Data listing
****************************************
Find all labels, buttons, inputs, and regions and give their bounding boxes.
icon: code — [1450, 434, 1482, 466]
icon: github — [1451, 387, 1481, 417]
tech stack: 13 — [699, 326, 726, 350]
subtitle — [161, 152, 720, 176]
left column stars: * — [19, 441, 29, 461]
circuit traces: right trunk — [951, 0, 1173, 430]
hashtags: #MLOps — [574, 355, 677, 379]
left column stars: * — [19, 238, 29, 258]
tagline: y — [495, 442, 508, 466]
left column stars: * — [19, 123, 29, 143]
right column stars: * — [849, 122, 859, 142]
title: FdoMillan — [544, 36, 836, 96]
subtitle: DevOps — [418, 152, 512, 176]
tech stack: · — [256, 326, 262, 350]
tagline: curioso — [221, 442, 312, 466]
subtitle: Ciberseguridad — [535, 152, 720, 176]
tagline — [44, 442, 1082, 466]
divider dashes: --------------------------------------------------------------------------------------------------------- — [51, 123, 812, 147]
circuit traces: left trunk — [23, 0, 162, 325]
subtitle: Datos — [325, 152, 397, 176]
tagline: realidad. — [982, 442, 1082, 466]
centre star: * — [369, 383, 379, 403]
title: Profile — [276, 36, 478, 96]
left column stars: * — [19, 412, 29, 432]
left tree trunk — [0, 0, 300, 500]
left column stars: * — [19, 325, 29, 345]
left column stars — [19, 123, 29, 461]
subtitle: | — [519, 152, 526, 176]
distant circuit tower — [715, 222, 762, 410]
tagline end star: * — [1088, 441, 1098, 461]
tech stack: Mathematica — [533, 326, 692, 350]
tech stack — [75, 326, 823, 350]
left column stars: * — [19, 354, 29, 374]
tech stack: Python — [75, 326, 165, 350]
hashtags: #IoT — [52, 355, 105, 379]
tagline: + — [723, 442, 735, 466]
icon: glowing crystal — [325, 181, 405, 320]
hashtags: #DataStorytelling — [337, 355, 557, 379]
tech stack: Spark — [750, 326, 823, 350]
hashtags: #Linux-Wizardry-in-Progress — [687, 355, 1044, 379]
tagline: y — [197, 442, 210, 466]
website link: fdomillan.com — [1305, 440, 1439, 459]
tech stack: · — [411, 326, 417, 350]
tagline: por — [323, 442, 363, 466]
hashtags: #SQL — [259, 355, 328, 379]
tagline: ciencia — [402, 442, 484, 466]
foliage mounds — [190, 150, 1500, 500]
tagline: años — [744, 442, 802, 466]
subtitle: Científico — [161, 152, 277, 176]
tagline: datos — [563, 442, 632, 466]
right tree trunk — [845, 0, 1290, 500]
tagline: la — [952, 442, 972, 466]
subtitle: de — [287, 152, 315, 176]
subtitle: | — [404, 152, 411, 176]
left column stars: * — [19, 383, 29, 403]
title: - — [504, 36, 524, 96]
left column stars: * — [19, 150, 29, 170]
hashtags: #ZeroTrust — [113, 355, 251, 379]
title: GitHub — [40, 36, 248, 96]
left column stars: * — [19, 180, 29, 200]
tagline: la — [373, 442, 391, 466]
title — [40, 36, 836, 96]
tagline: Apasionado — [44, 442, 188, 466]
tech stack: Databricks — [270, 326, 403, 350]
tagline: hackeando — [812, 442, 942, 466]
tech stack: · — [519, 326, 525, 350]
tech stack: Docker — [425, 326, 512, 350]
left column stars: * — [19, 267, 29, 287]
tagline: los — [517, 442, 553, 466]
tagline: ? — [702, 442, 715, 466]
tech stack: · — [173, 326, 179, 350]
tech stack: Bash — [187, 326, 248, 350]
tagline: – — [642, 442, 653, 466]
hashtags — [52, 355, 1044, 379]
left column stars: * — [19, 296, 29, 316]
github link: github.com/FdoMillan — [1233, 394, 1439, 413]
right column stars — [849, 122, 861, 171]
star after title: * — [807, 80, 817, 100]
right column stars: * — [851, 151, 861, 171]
****************************************
Reproduce every line of the data above verbatim.

Find all labels, buttons, inputs, and regions and give their bounding boxes.
icon: code — [1450, 434, 1482, 466]
icon: github — [1451, 387, 1481, 417]
tech stack: 13 — [699, 326, 726, 350]
subtitle — [161, 152, 720, 176]
left column stars: * — [19, 441, 29, 461]
circuit traces: right trunk — [951, 0, 1173, 430]
hashtags: #MLOps — [574, 355, 677, 379]
left column stars: * — [19, 238, 29, 258]
tagline: y — [495, 442, 508, 466]
left column stars: * — [19, 123, 29, 143]
right column stars: * — [849, 122, 859, 142]
title: FdoMillan — [544, 36, 836, 96]
subtitle: DevOps — [418, 152, 512, 176]
tech stack: · — [256, 326, 262, 350]
tagline: curioso — [221, 442, 312, 466]
subtitle: Ciberseguridad — [535, 152, 720, 176]
tagline — [44, 442, 1082, 466]
divider dashes: --------------------------------------------------------------------------------------------------------- — [51, 123, 812, 147]
circuit traces: left trunk — [23, 0, 162, 325]
subtitle: Datos — [325, 152, 397, 176]
tagline: realidad. — [982, 442, 1082, 466]
centre star: * — [369, 383, 379, 403]
title: Profile — [276, 36, 478, 96]
left column stars: * — [19, 412, 29, 432]
left tree trunk — [0, 0, 300, 500]
left column stars: * — [19, 325, 29, 345]
left column stars — [19, 123, 29, 461]
subtitle: | — [519, 152, 526, 176]
distant circuit tower — [715, 222, 762, 410]
tagline end star: * — [1088, 441, 1098, 461]
tech stack: Mathematica — [533, 326, 692, 350]
tech stack — [75, 326, 823, 350]
left column stars: * — [19, 354, 29, 374]
tech stack: Python — [75, 326, 165, 350]
hashtags: #IoT — [52, 355, 105, 379]
tagline: + — [723, 442, 735, 466]
icon: glowing crystal — [325, 181, 405, 320]
hashtags: #DataStorytelling — [337, 355, 557, 379]
tech stack: Spark — [750, 326, 823, 350]
hashtags: #Linux-Wizardry-in-Progress — [687, 355, 1044, 379]
tagline: y — [197, 442, 210, 466]
website link: fdomillan.com — [1305, 440, 1439, 459]
tech stack: · — [411, 326, 417, 350]
tagline: por — [323, 442, 363, 466]
hashtags: #SQL — [259, 355, 328, 379]
tagline: ciencia — [402, 442, 484, 466]
foliage mounds — [190, 150, 1500, 500]
tagline: años — [744, 442, 802, 466]
subtitle: Científico — [161, 152, 277, 176]
tagline: datos — [563, 442, 632, 466]
right tree trunk — [845, 0, 1290, 500]
tagline: la — [952, 442, 972, 466]
subtitle: de — [287, 152, 315, 176]
subtitle: | — [404, 152, 411, 176]
left column stars: * — [19, 383, 29, 403]
title: - — [504, 36, 524, 96]
left column stars: * — [19, 150, 29, 170]
hashtags: #ZeroTrust — [113, 355, 251, 379]
title: GitHub — [40, 36, 248, 96]
left column stars: * — [19, 180, 29, 200]
tagline: la — [373, 442, 391, 466]
title — [40, 36, 836, 96]
tagline: Apasionado — [44, 442, 188, 466]
tech stack: Databricks — [270, 326, 403, 350]
tagline: hackeando — [812, 442, 942, 466]
tech stack: · — [519, 326, 525, 350]
tech stack: Docker — [425, 326, 512, 350]
left column stars: * — [19, 267, 29, 287]
tagline: los — [517, 442, 553, 466]
tagline: ? — [702, 442, 715, 466]
tech stack: · — [173, 326, 179, 350]
tech stack: Bash — [187, 326, 248, 350]
tagline: – — [642, 442, 653, 466]
hashtags — [52, 355, 1044, 379]
left column stars: * — [19, 296, 29, 316]
github link: github.com/FdoMillan — [1233, 394, 1439, 413]
right column stars — [849, 122, 861, 171]
star after title: * — [807, 80, 817, 100]
right column stars: * — [851, 151, 861, 171]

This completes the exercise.